▶ **Your instructions**:
Select every line below containing the word "name".
+++++
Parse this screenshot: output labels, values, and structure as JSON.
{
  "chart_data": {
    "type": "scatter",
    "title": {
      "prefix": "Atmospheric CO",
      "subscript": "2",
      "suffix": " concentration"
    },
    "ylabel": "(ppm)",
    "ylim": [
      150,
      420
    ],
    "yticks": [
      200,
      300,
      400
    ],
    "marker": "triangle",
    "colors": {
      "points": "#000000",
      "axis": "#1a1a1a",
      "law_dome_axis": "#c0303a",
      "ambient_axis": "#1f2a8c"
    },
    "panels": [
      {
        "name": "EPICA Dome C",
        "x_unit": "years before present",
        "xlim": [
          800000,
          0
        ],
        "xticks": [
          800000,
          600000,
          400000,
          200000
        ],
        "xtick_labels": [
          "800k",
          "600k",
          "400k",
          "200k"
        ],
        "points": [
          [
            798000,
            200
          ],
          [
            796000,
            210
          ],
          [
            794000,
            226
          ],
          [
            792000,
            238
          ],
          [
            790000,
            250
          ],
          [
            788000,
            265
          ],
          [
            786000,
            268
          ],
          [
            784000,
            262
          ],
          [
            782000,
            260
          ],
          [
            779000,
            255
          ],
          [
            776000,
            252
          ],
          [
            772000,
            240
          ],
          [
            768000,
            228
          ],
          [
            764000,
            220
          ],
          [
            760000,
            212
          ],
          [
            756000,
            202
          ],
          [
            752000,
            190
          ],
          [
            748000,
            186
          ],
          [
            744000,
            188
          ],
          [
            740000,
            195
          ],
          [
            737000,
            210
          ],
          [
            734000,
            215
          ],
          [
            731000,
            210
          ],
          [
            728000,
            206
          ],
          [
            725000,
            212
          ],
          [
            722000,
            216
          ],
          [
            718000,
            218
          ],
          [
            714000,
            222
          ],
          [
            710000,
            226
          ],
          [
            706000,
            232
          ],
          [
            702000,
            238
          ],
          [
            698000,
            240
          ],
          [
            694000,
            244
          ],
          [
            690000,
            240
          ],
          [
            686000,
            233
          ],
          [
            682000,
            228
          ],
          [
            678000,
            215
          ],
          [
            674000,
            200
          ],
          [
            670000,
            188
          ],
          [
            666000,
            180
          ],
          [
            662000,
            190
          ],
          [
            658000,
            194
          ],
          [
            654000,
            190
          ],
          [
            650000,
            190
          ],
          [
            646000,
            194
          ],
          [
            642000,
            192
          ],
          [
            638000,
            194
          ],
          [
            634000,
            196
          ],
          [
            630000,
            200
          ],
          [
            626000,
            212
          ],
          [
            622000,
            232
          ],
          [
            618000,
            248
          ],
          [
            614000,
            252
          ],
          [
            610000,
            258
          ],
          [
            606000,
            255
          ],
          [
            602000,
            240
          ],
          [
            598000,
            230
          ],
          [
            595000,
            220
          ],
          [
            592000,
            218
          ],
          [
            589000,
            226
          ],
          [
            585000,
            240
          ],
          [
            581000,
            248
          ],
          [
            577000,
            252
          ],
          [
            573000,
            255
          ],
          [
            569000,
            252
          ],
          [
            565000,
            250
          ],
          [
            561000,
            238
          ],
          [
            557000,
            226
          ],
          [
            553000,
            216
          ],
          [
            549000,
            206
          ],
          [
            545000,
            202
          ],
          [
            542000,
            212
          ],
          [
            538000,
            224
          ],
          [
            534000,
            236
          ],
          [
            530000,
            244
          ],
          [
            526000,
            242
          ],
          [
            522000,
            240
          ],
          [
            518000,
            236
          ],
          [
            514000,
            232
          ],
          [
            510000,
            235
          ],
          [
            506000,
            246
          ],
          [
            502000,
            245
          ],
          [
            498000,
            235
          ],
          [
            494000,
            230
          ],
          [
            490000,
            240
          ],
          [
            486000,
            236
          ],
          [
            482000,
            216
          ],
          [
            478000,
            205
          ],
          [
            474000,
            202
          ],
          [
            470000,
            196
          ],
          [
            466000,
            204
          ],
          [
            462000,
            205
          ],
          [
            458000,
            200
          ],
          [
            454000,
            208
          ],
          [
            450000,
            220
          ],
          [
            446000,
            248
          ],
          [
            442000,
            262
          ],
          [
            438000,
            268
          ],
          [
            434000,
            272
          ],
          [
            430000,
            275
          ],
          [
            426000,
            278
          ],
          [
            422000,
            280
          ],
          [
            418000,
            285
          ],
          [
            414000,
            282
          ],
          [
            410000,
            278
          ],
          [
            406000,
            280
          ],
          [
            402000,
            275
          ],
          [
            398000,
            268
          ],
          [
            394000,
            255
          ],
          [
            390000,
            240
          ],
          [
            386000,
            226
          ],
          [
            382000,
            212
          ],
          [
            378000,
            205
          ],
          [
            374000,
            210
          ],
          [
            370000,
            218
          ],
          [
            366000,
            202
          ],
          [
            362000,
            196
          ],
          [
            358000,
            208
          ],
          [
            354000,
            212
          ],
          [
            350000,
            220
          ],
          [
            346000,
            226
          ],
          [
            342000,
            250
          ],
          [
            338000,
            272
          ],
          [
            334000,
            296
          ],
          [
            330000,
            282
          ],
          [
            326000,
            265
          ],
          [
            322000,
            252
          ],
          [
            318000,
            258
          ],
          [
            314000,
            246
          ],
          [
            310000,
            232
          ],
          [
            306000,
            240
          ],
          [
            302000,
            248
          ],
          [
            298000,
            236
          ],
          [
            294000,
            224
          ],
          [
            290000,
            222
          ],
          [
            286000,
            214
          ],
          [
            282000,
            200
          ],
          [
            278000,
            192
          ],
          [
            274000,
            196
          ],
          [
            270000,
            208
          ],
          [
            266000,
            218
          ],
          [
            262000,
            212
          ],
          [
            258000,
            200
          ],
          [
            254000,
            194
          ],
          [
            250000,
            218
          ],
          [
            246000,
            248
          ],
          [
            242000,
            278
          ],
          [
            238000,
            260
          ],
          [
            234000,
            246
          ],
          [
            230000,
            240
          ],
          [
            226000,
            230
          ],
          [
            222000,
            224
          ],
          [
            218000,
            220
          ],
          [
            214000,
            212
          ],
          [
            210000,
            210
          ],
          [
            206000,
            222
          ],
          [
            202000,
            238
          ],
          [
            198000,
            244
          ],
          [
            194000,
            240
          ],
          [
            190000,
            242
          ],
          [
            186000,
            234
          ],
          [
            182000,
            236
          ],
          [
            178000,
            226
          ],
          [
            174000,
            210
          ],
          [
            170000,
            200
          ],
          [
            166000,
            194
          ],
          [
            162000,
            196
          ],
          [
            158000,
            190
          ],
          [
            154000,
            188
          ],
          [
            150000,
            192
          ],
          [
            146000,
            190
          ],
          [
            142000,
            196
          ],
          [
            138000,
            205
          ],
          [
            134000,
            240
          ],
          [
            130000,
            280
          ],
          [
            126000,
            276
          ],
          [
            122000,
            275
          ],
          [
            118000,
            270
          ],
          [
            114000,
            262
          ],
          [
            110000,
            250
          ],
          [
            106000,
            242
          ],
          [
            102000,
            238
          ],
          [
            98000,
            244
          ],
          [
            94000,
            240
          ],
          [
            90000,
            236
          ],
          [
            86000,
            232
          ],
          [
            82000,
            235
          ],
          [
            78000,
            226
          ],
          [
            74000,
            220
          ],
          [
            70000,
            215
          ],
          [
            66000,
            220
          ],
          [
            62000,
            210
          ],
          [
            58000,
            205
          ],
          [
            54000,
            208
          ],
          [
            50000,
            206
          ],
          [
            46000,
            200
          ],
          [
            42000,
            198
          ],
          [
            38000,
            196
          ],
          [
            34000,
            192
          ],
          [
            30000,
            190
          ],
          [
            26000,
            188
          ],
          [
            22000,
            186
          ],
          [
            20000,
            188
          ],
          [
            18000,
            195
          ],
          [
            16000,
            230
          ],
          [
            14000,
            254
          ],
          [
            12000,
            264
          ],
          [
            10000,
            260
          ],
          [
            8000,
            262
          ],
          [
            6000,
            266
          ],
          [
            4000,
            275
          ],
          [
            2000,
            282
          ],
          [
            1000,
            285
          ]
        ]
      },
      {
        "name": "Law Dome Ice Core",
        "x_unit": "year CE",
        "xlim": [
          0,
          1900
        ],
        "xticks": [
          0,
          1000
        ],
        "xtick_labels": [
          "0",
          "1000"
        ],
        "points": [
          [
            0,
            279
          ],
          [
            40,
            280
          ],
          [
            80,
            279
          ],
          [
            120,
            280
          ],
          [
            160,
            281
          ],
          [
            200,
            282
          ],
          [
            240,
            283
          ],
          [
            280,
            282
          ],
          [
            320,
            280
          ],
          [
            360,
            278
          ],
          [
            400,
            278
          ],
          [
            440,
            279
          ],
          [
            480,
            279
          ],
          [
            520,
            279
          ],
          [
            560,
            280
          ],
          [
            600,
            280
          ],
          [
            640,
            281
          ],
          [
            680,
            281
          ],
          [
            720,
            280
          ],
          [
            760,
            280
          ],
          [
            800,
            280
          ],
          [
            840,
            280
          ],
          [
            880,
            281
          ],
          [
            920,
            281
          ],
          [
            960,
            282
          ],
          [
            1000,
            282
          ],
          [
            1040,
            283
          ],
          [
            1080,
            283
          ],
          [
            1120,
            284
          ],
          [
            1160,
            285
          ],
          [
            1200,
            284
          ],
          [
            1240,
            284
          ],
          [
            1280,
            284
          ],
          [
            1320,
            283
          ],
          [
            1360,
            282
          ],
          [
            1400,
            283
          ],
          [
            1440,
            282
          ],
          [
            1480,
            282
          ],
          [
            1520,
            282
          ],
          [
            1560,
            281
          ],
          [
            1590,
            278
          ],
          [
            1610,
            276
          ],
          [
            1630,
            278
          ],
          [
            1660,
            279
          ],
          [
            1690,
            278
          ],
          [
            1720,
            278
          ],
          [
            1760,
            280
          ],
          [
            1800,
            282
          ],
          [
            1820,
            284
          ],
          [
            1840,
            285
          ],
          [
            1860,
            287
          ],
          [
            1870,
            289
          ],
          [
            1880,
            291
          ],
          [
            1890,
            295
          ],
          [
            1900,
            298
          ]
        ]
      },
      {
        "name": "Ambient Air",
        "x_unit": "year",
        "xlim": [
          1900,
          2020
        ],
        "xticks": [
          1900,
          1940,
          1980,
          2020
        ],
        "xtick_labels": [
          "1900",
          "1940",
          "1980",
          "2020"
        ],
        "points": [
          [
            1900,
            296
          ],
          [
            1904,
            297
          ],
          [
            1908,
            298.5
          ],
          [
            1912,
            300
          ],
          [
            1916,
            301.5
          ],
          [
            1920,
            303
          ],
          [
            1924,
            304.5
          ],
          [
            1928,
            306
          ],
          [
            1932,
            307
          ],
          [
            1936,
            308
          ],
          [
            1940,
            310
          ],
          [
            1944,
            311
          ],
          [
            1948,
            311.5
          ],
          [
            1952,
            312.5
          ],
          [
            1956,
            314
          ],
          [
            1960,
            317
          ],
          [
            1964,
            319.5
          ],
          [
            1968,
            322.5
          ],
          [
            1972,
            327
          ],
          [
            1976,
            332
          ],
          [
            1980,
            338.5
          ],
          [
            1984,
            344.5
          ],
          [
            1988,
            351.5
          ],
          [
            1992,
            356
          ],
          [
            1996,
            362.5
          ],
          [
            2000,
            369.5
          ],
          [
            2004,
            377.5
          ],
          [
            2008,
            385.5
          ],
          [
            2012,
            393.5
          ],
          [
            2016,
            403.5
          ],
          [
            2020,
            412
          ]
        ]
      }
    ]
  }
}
+++++
▶ **Correct answer**:
        "name": "EPICA Dome C",
        "name": "Law Dome Ice Core",
        "name": "Ambient Air",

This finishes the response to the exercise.